■ **Problem requirements**
Identify all lines in the data containing the string "JSON". Copy them out.

(Dataset excerpts)
---------------

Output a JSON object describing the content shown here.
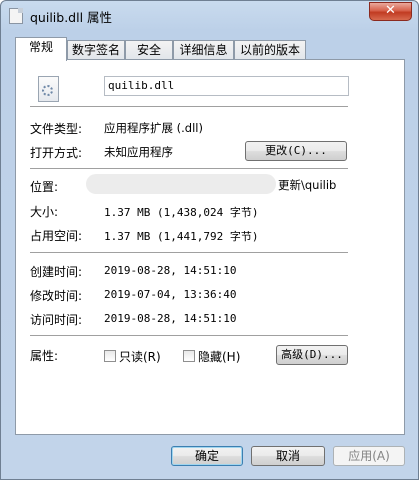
{
  "window": {
    "title": "quilib.dll 属性",
    "close_label": "✕"
  },
  "tabs": [
    {
      "label": "常规"
    },
    {
      "label": "数字签名"
    },
    {
      "label": "安全"
    },
    {
      "label": "详细信息"
    },
    {
      "label": "以前的版本"
    }
  ],
  "general": {
    "file_name": "quilib.dll",
    "file_type_label": "文件类型:",
    "file_type_value": "应用程序扩展 (.dll)",
    "opens_with_label": "打开方式:",
    "opens_with_value": "未知应用程序",
    "change_button": "更改(C)...",
    "location_label": "位置:",
    "location_value": "更新\\quilib",
    "size_label": "大小:",
    "size_value": "1.37 MB (1,438,024 字节)",
    "size_on_disk_label": "占用空间:",
    "size_on_disk_value": "1.37 MB (1,441,792 字节)",
    "created_label": "创建时间:",
    "created_value": "2019-08-28, 14:51:10",
    "modified_label": "修改时间:",
    "modified_value": "2019-07-04, 13:36:40",
    "accessed_label": "访问时间:",
    "accessed_value": "2019-08-28, 14:51:10",
    "attributes_label": "属性:",
    "readonly_label": "只读(R)",
    "hidden_label": "隐藏(H)",
    "advanced_button": "高级(D)..."
  },
  "footer": {
    "ok_button": "确定",
    "cancel_button": "取消",
    "apply_button": "应用(A)"
  }
}
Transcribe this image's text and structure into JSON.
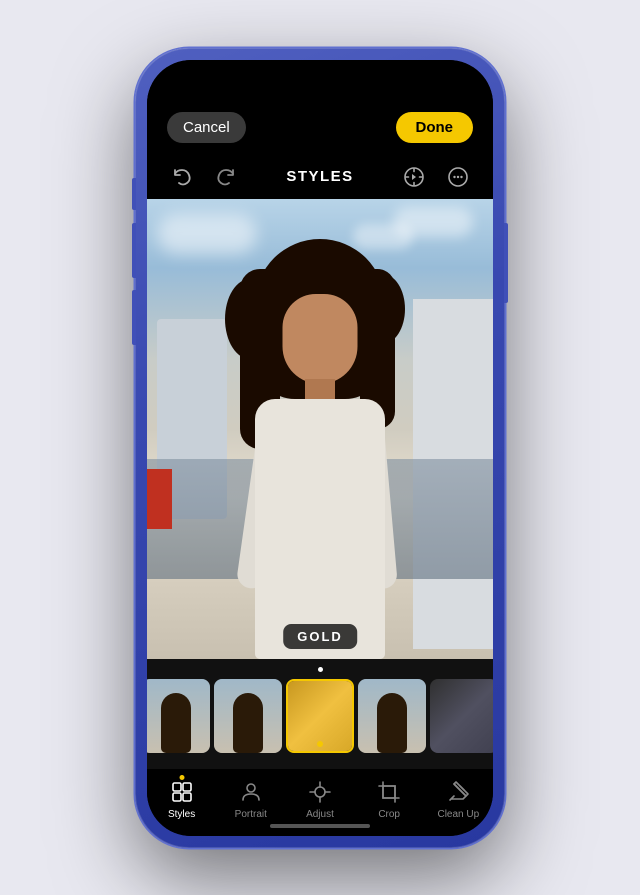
{
  "phone": {
    "screen": {
      "header": {
        "cancel_label": "Cancel",
        "done_label": "Done",
        "title": "STYLES"
      },
      "photo": {
        "filter_label": "GOLD"
      },
      "bottom_nav": {
        "items": [
          {
            "id": "styles",
            "label": "Styles",
            "active": true
          },
          {
            "id": "portrait",
            "label": "Portrait",
            "active": false
          },
          {
            "id": "adjust",
            "label": "Adjust",
            "active": false
          },
          {
            "id": "crop",
            "label": "Crop",
            "active": false
          },
          {
            "id": "cleanup",
            "label": "Clean Up",
            "active": false
          }
        ]
      }
    }
  },
  "colors": {
    "done_bg": "#f5c800",
    "cancel_bg": "#3a3a3a",
    "active_nav": "#ffffff",
    "inactive_nav": "#888888",
    "active_indicator": "#f5c800"
  }
}
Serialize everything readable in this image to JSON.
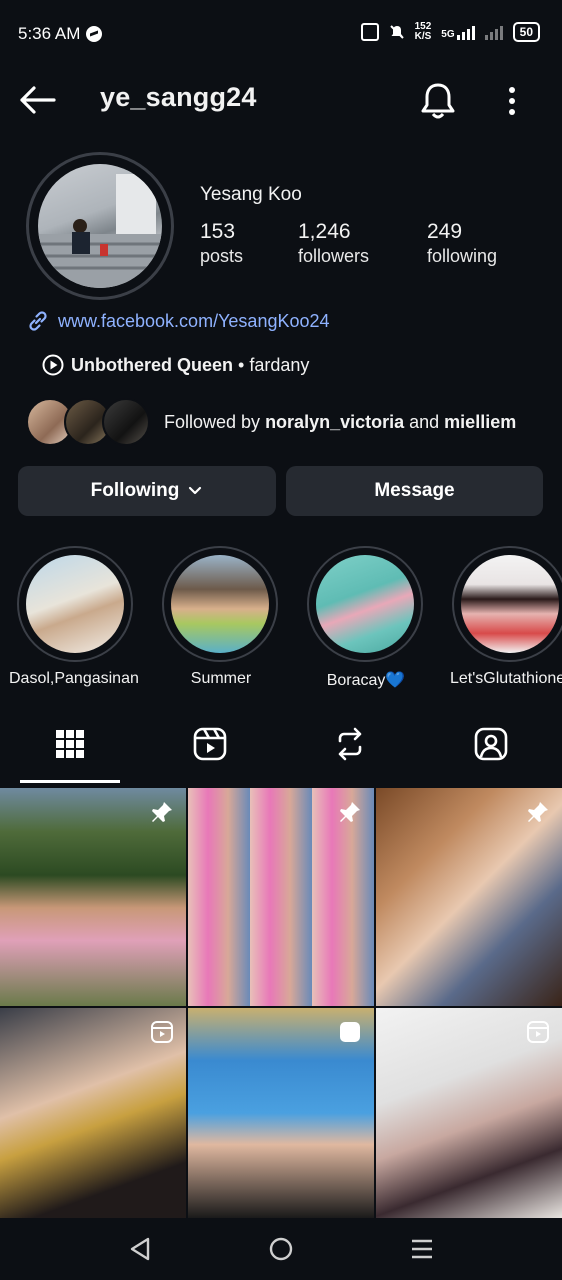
{
  "status_bar": {
    "time": "5:36 AM",
    "speed": "152",
    "speed_unit": "K/S",
    "network": "5G",
    "battery": "50"
  },
  "header": {
    "username": "ye_sangg24"
  },
  "profile": {
    "full_name": "Yesang Koo",
    "stats": [
      {
        "value": "153",
        "label": "posts"
      },
      {
        "value": "1,246",
        "label": "followers"
      },
      {
        "value": "249",
        "label": "following"
      }
    ],
    "link": "www.facebook.com/YesangKoo24",
    "music": {
      "title": "Unbothered Queen",
      "separator": " • ",
      "artist": "fardany"
    },
    "followed_by": {
      "prefix": "Followed by ",
      "user1": "noralyn_victoria",
      "joiner": " and ",
      "user2": "mielliem"
    }
  },
  "buttons": {
    "following": "Following",
    "message": "Message"
  },
  "highlights": [
    {
      "label": "Dasol,Pangasinan"
    },
    {
      "label": "Summer"
    },
    {
      "label": "Boracay💙"
    },
    {
      "label": "Let'sGlutathione"
    }
  ],
  "tabs": [
    "grid-icon",
    "reels-icon",
    "reposts-icon",
    "tagged-icon"
  ],
  "colors": {
    "background": "#0c0f14",
    "button": "#262a31",
    "link": "#8fb2ff",
    "text": "#f2f2f2"
  }
}
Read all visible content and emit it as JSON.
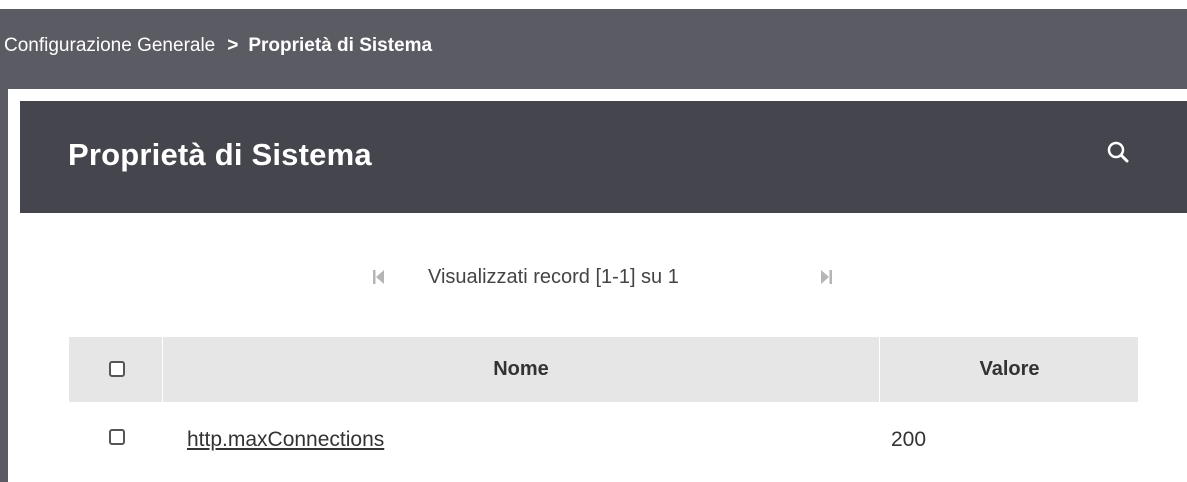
{
  "breadcrumb": {
    "parent": "Configurazione Generale",
    "separator": ">",
    "current": "Proprietà di Sistema"
  },
  "panel": {
    "title": "Proprietà di Sistema",
    "search_icon": "search-icon"
  },
  "pager": {
    "info": "Visualizzati record [1-1] su 1",
    "first_icon": "first-page-icon",
    "last_icon": "last-page-icon"
  },
  "table": {
    "columns": [
      "Nome",
      "Valore"
    ],
    "rows": [
      {
        "nome": "http.maxConnections",
        "valore": "200"
      }
    ]
  },
  "colors": {
    "breadcrumb_bg": "#5b5b63",
    "header_bg": "#45454d",
    "table_header_bg": "#e6e6e6"
  }
}
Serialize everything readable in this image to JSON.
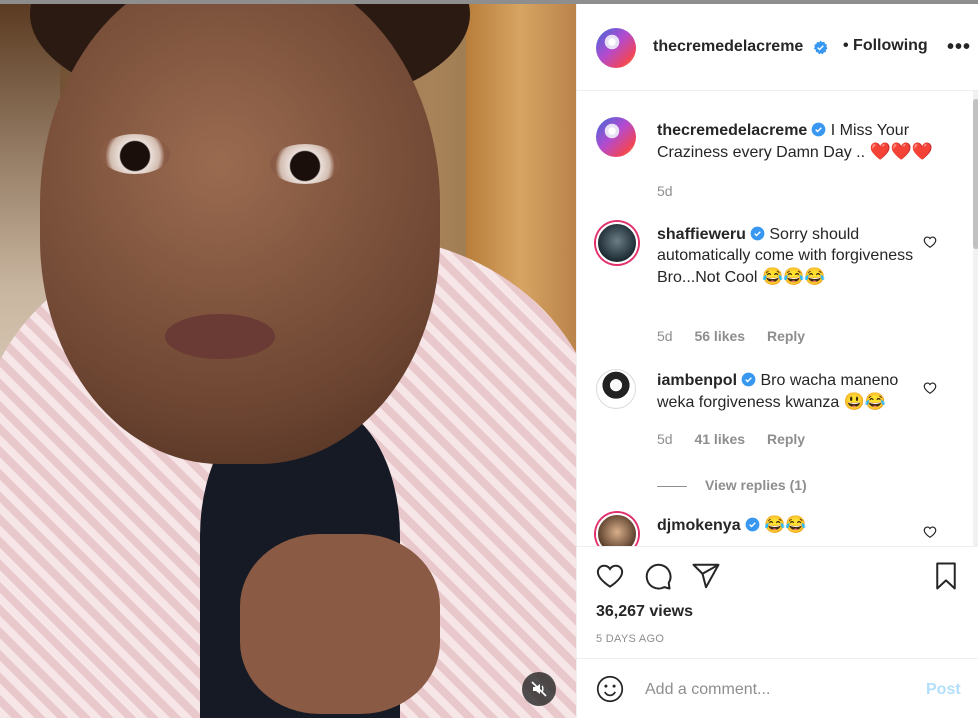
{
  "post": {
    "username": "thecremedelacreme",
    "follow_status": "Following",
    "more_icon": "•••",
    "caption": {
      "username": "thecremedelacreme",
      "text": "I Miss Your Craziness every Damn Day ..",
      "emojis": "❤️❤️❤️",
      "time": "5d"
    },
    "comments": [
      {
        "username": "shaffieweru",
        "text": "Sorry should automatically come with forgiveness Bro...Not Cool",
        "emojis": "😂😂😂",
        "time": "5d",
        "likes": "56 likes",
        "reply_label": "Reply"
      },
      {
        "username": "iambenpol",
        "text": "Bro wacha maneno weka forgiveness kwanza",
        "emojis": "😃😂",
        "time": "5d",
        "likes": "41 likes",
        "reply_label": "Reply",
        "view_replies": "View replies (1)"
      },
      {
        "username": "djmokenya",
        "text": "",
        "emojis": "😂😂"
      }
    ],
    "views": "36,267 views",
    "date": "5 DAYS AGO",
    "add_comment_placeholder": "Add a comment...",
    "post_button": "Post"
  },
  "colors": {
    "verified": "#3897f0",
    "post_button_disabled": "#b2dffc",
    "meta_text": "#8e8e8e"
  },
  "icons": [
    "verified-badge-icon",
    "heart-icon",
    "comment-icon",
    "share-icon",
    "bookmark-icon",
    "emoji-icon",
    "mute-icon",
    "more-options-icon"
  ]
}
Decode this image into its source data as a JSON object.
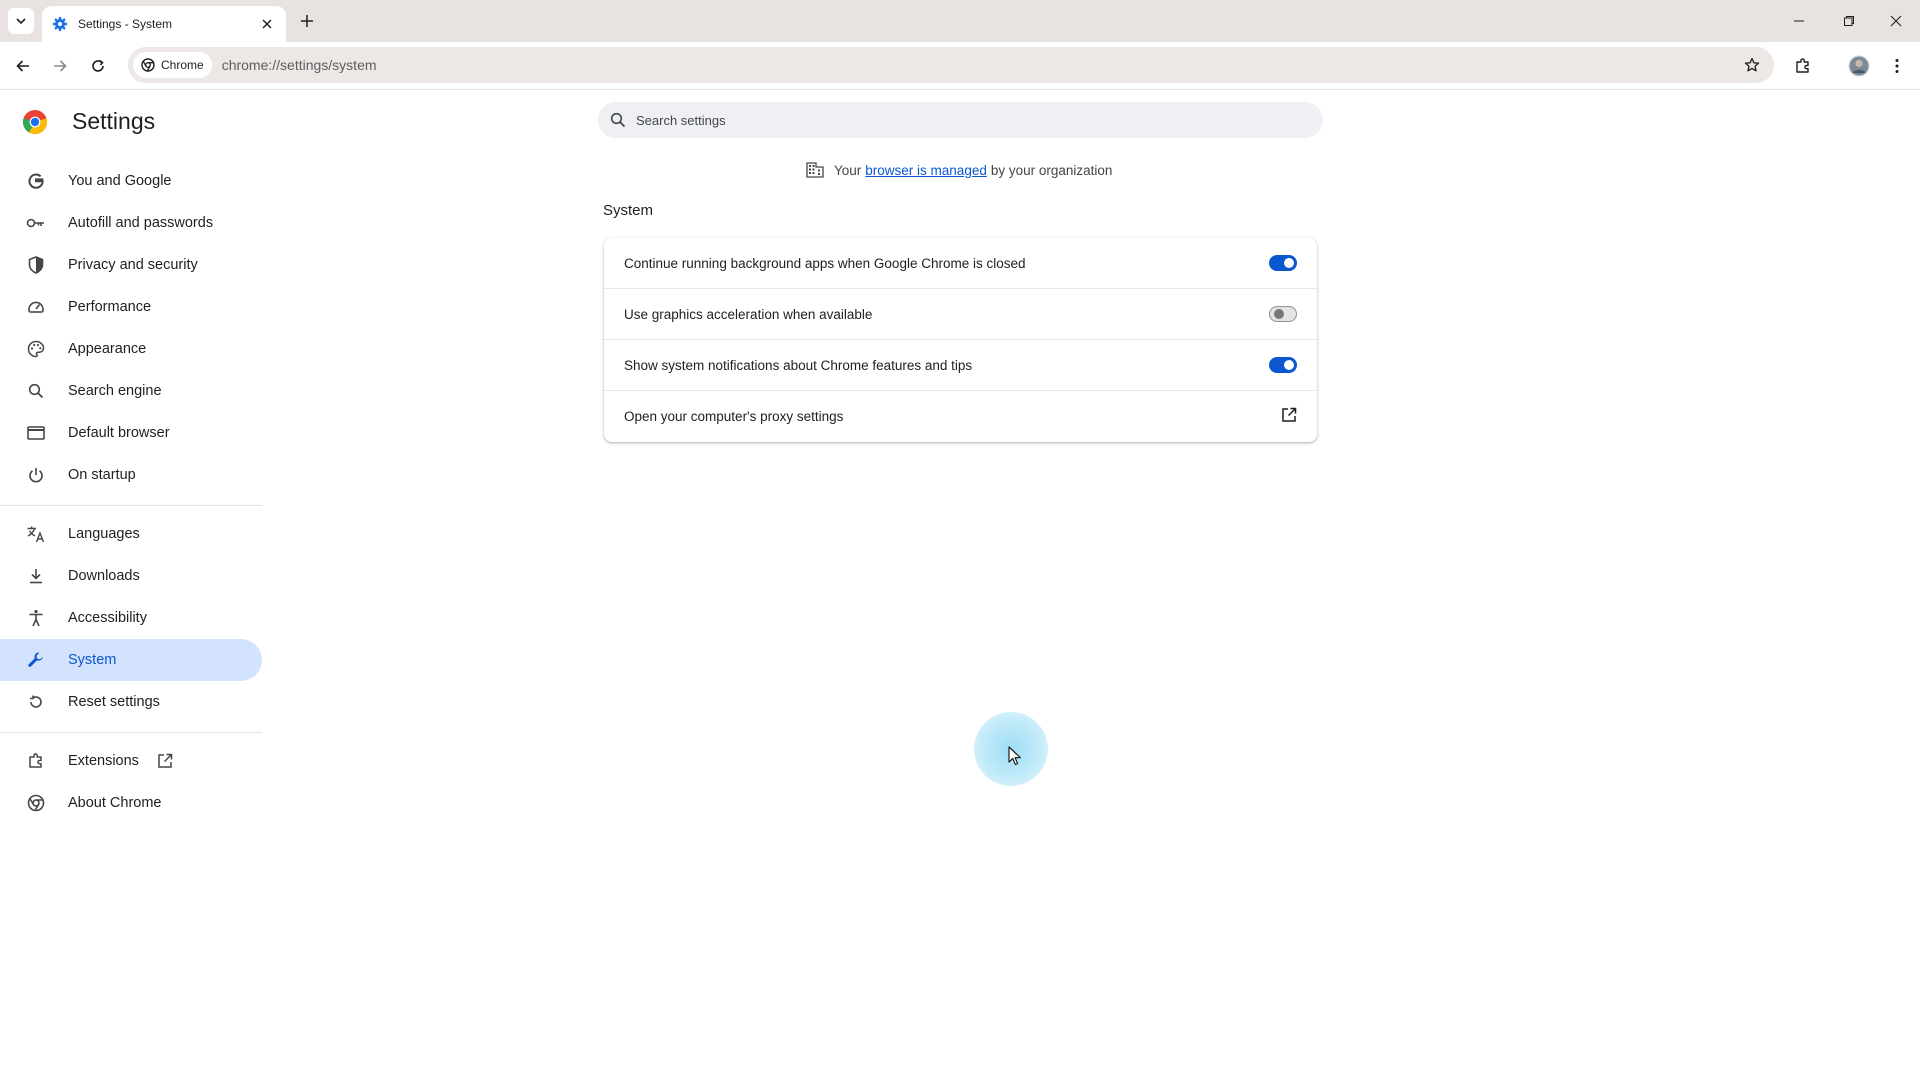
{
  "browser": {
    "tab": {
      "title": "Settings - System",
      "favicon": "gear-icon"
    },
    "toolbar": {
      "chip_label": "Chrome",
      "url": "chrome://settings/system"
    }
  },
  "settings": {
    "title": "Settings",
    "search_placeholder": "Search settings",
    "nav_primary": [
      {
        "label": "You and Google",
        "icon": "google-g-icon"
      },
      {
        "label": "Autofill and passwords",
        "icon": "key-icon"
      },
      {
        "label": "Privacy and security",
        "icon": "shield-icon"
      },
      {
        "label": "Performance",
        "icon": "speedometer-icon"
      },
      {
        "label": "Appearance",
        "icon": "palette-icon"
      },
      {
        "label": "Search engine",
        "icon": "search-icon"
      },
      {
        "label": "Default browser",
        "icon": "browser-window-icon"
      },
      {
        "label": "On startup",
        "icon": "power-icon"
      }
    ],
    "nav_secondary": [
      {
        "label": "Languages",
        "icon": "translate-icon"
      },
      {
        "label": "Downloads",
        "icon": "download-icon"
      },
      {
        "label": "Accessibility",
        "icon": "accessibility-icon"
      },
      {
        "label": "System",
        "icon": "wrench-icon",
        "active": true
      },
      {
        "label": "Reset settings",
        "icon": "reset-icon"
      }
    ],
    "nav_tertiary": [
      {
        "label": "Extensions",
        "icon": "puzzle-icon"
      },
      {
        "label": "About Chrome",
        "icon": "chrome-icon"
      }
    ],
    "managed": {
      "prefix": "Your",
      "link": "browser is managed",
      "suffix": "by your organization"
    },
    "section_title": "System",
    "rows": [
      {
        "label": "Continue running background apps when Google Chrome is closed",
        "control": "toggle",
        "enabled": true
      },
      {
        "label": "Use graphics acceleration when available",
        "control": "toggle",
        "enabled": false
      },
      {
        "label": "Show system notifications about Chrome features and tips",
        "control": "toggle",
        "enabled": true
      },
      {
        "label": "Open your computer's proxy settings",
        "control": "external-link"
      }
    ]
  },
  "colors": {
    "accent": "#0b57d0",
    "active_nav_bg": "#d3e3fd",
    "tabstrip_bg": "#e8e2e1"
  }
}
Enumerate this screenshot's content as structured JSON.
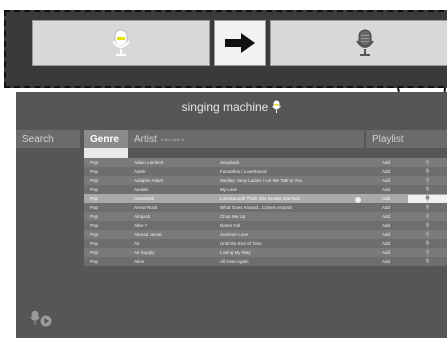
{
  "app": {
    "title": "singing machine"
  },
  "headers": {
    "search": "Search",
    "genre": "Genre",
    "artist": "Artist",
    "artist_sub": "in the style of",
    "song": "",
    "playlist": "Playlist"
  },
  "genre_filter": "",
  "rows": [
    {
      "genre": "Pop",
      "artist": "Adam Lambert",
      "song": "Sexyback",
      "add": "Add"
    },
    {
      "genre": "Pop",
      "artist": "Adele",
      "song": "Futurefies / LoveSound",
      "add": "Add"
    },
    {
      "genre": "Pop",
      "artist": "Adolphe Adam",
      "song": "Medley: Sexy Ladies / Let Me Talk to You",
      "add": "Add"
    },
    {
      "genre": "Pop",
      "artist": "Aeolah",
      "song": "My Love",
      "add": "Add"
    },
    {
      "genre": "Pop",
      "artist": "Aerosmith",
      "song": "LoveSound/I Think She Knows Interlude",
      "add": "Add"
    },
    {
      "genre": "Pop",
      "artist": "Arrow Rock",
      "song": "What Goes Around...Comes Around",
      "add": "Add"
    },
    {
      "genre": "Pop",
      "artist": "Afrojack",
      "song": "Chop Me Up",
      "add": "Add"
    },
    {
      "genre": "Pop",
      "artist": "After 7",
      "song": "Damn Girl",
      "add": "Add"
    },
    {
      "genre": "Pop",
      "artist": "Ahmad Jamal",
      "song": "Summer Love",
      "add": "Add"
    },
    {
      "genre": "Pop",
      "artist": "Air",
      "song": "Until the End of Time",
      "add": "Add"
    },
    {
      "genre": "Pop",
      "artist": "Air Supply",
      "song": "Losing My Way",
      "add": "Add"
    },
    {
      "genre": "Pop",
      "artist": "Akon",
      "song": "All Over Again",
      "add": "Add"
    }
  ],
  "selected_row": 4,
  "colors": {
    "accent_mic": "#e8e000",
    "panel_bg": "#d8d8d8",
    "app_bg": "#565656"
  },
  "icons": [
    "mic-icon",
    "arrow-right-icon",
    "play-icon"
  ]
}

---------------

■ **Written solution**
Output a JSON object describing the content shown here.
Transcribe this image's text and structure into JSON.
Serialize everything readable in this image to JSON.
Read all visible content and emit it as JSON.
Serialize everything readable in this image to JSON.
Decode this image into its source data as a JSON object.
Enumerate this screenshot's content as structured JSON.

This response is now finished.